-- Start Information supplied --

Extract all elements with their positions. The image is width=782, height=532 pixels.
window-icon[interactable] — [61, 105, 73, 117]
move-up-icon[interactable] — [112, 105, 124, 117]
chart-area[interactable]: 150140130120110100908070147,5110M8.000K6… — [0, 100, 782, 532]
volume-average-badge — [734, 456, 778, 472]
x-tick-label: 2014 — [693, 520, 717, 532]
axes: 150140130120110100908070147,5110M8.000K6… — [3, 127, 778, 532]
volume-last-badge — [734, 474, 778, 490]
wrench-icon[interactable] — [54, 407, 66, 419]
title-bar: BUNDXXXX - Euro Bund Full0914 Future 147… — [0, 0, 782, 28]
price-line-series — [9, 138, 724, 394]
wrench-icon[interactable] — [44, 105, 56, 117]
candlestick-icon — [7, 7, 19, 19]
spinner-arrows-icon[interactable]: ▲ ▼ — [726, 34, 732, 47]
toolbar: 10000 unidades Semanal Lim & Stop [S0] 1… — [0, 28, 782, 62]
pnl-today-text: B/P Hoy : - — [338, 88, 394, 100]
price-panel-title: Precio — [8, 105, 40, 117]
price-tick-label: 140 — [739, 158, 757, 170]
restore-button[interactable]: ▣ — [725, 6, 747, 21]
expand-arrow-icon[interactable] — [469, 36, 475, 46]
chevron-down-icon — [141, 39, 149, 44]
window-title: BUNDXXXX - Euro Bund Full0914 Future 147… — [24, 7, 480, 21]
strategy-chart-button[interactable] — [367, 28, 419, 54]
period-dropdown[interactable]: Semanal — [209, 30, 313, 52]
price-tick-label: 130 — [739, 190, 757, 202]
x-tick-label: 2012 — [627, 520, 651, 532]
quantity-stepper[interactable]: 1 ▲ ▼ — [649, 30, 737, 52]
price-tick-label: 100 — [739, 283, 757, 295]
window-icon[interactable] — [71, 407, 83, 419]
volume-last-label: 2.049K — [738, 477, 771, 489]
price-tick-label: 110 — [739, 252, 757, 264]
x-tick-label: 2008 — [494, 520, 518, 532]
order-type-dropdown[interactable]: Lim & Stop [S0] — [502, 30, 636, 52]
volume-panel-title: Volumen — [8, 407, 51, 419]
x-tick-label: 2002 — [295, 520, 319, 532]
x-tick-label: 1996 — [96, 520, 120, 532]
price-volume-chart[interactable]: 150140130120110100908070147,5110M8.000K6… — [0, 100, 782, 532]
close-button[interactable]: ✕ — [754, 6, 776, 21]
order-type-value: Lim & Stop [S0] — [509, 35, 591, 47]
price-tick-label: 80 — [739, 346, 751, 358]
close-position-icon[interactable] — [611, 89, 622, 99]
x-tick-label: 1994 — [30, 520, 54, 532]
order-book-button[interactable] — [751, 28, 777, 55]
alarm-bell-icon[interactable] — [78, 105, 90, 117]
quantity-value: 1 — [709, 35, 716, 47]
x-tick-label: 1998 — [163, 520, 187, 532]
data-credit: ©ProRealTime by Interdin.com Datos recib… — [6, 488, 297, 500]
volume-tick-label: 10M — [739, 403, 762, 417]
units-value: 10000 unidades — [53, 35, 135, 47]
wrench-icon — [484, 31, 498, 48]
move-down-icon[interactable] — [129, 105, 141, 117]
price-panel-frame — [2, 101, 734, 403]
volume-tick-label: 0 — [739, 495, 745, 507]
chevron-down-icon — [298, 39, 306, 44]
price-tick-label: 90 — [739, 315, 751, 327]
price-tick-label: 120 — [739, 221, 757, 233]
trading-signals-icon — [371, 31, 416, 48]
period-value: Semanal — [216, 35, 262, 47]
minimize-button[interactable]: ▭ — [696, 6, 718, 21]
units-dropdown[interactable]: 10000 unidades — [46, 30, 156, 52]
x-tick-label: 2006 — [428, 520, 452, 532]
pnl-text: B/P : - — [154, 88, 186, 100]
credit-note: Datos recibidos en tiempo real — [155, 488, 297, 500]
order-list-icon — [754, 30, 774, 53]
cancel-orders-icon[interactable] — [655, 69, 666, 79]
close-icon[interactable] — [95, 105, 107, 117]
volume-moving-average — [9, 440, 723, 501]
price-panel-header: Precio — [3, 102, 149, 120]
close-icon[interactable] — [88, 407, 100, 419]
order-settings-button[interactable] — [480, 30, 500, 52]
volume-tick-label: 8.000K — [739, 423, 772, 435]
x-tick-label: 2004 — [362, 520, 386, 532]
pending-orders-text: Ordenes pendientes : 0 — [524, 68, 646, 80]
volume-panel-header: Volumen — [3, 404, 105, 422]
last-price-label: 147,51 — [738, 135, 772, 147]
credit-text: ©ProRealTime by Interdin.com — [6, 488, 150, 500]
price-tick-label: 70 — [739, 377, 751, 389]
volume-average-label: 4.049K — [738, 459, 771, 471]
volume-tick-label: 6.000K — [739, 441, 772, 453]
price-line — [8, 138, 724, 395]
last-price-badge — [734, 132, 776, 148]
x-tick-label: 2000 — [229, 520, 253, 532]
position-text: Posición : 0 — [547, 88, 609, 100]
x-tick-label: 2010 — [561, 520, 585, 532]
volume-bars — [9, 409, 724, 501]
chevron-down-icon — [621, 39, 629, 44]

-- End Information supplied --

Aim of the exercise: Return every line of the data above as a JSON list of strings, one string per line, leaving out any blank lines.

Written answer:
[
  "Extract all elements with their positions. The image is width=782, height=532 pixels.",
  "window-icon[interactable] — [61, 105, 73, 117]",
  "move-up-icon[interactable] — [112, 105, 124, 117]",
  "chart-area[interactable]: 150140130120110100908070147,5110M8.000K6… — [0, 100, 782, 532]",
  "volume-average-badge — [734, 456, 778, 472]",
  "x-tick-label: 2014 — [693, 520, 717, 532]",
  "axes: 150140130120110100908070147,5110M8.000K6… — [3, 127, 778, 532]",
  "volume-last-badge — [734, 474, 778, 490]",
  "wrench-icon[interactable] — [54, 407, 66, 419]",
  "title-bar: BUNDXXXX - Euro Bund Full0914 Future 147… — [0, 0, 782, 28]",
  "price-line-series — [9, 138, 724, 394]",
  "wrench-icon[interactable] — [44, 105, 56, 117]",
  "candlestick-icon — [7, 7, 19, 19]",
  "spinner-arrows-icon[interactable]: ▲ ▼ — [726, 34, 732, 47]",
  "toolbar: 10000 unidades Semanal Lim & Stop [S0] 1… — [0, 28, 782, 62]",
  "pnl-today-text: B/P Hoy : - — [338, 88, 394, 100]",
  "price-panel-title: Precio — [8, 105, 40, 117]",
  "price-tick-label: 140 — [739, 158, 757, 170]",
  "restore-button[interactable]: ▣ — [725, 6, 747, 21]",
  "expand-arrow-icon[interactable] — [469, 36, 475, 46]",
  "chevron-down-icon — [141, 39, 149, 44]",
  "window-title: BUNDXXXX - Euro Bund Full0914 Future 147… — [24, 7, 480, 21]",
  "strategy-chart-button[interactable] — [367, 28, 419, 54]",
  "period-dropdown[interactable]: Semanal — [209, 30, 313, 52]",
  "price-tick-label: 130 — [739, 190, 757, 202]",
  "x-tick-label: 2012 — [627, 520, 651, 532]",
  "quantity-stepper[interactable]: 1 ▲ ▼ — [649, 30, 737, 52]",
  "price-tick-label: 100 — [739, 283, 757, 295]",
  "window-icon[interactable] — [71, 407, 83, 419]",
  "volume-last-label: 2.049K — [738, 477, 771, 489]",
  "price-tick-label: 110 — [739, 252, 757, 264]",
  "x-tick-label: 2008 — [494, 520, 518, 532]",
  "order-type-dropdown[interactable]: Lim & Stop [S0] — [502, 30, 636, 52]",
  "volume-panel-title: Volumen — [8, 407, 51, 419]",
  "x-tick-label: 2002 — [295, 520, 319, 532]",
  "x-tick-label: 1996 — [96, 520, 120, 532]",
  "price-volume-chart[interactable]: 150140130120110100908070147,5110M8.000K6… — [0, 100, 782, 532]",
  "close-button[interactable]: ✕ — [754, 6, 776, 21]",
  "order-type-value: Lim & Stop [S0] — [509, 35, 591, 47]",
  "price-tick-label: 80 — [739, 346, 751, 358]",
  "close-position-icon[interactable] — [611, 89, 622, 99]",
  "x-tick-label: 1994 — [30, 520, 54, 532]",
  "order-book-button[interactable] — [751, 28, 777, 55]",
  "alarm-bell-icon[interactable] — [78, 105, 90, 117]",
  "quantity-value: 1 — [709, 35, 716, 47]",
  "x-tick-label: 1998 — [163, 520, 187, 532]",
  "data-credit: ©ProRealTime by Interdin.com Datos recib… — [6, 488, 297, 500]",
  "volume-tick-label: 10M — [739, 403, 762, 417]",
  "units-value: 10000 unidades — [53, 35, 135, 47]",
  "wrench-icon — [484, 31, 498, 48]",
  "move-down-icon[interactable] — [129, 105, 141, 117]",
  "price-panel-frame — [2, 101, 734, 403]",
  "volume-tick-label: 0 — [739, 495, 745, 507]",
  "chevron-down-icon — [298, 39, 306, 44]",
  "price-tick-label: 90 — [739, 315, 751, 327]",
  "price-tick-label: 120 — [739, 221, 757, 233]",
  "trading-signals-icon — [371, 31, 416, 48]",
  "period-value: Semanal — [216, 35, 262, 47]",
  "minimize-button[interactable]: ▭ — [696, 6, 718, 21]",
  "units-dropdown[interactable]: 10000 unidades — [46, 30, 156, 52]",
  "x-tick-label: 2006 — [428, 520, 452, 532]",
  "pnl-text: B/P : - — [154, 88, 186, 100]",
  "credit-note: Datos recibidos en tiempo real — [155, 488, 297, 500]",
  "order-list-icon — [754, 30, 774, 53]",
  "cancel-orders-icon[interactable] — [655, 69, 666, 79]",
  "close-icon[interactable] — [95, 105, 107, 117]",
  "volume-moving-average — [9, 440, 723, 501]",
  "price-panel-header: Precio — [3, 102, 149, 120]",
  "close-icon[interactable] — [88, 407, 100, 419]",
  "order-settings-button[interactable] — [480, 30, 500, 52]",
  "volume-tick-label: 8.000K — [739, 423, 772, 435]",
  "x-tick-label: 2004 — [362, 520, 386, 532]",
  "pending-orders-text: Ordenes pendientes : 0 — [524, 68, 646, 80]",
  "volume-panel-header: Volumen — [3, 404, 105, 422]",
  "last-price-label: 147,51 — [738, 135, 772, 147]",
  "credit-text: ©ProRealTime by Interdin.com — [6, 488, 150, 500]",
  "price-tick-label: 70 — [739, 377, 751, 389]",
  "volume-average-label: 4.049K — [738, 459, 771, 471]",
  "volume-tick-label: 6.000K — [739, 441, 772, 453]",
  "price-line — [8, 138, 724, 395]",
  "last-price-badge — [734, 132, 776, 148]",
  "x-tick-label: 2000 — [229, 520, 253, 532]",
  "position-text: Posición : 0 — [547, 88, 609, 100]",
  "x-tick-label: 2010 — [561, 520, 585, 532]",
  "volume-bars — [9, 409, 724, 501]",
  "chevron-down-icon — [621, 39, 629, 44]"
]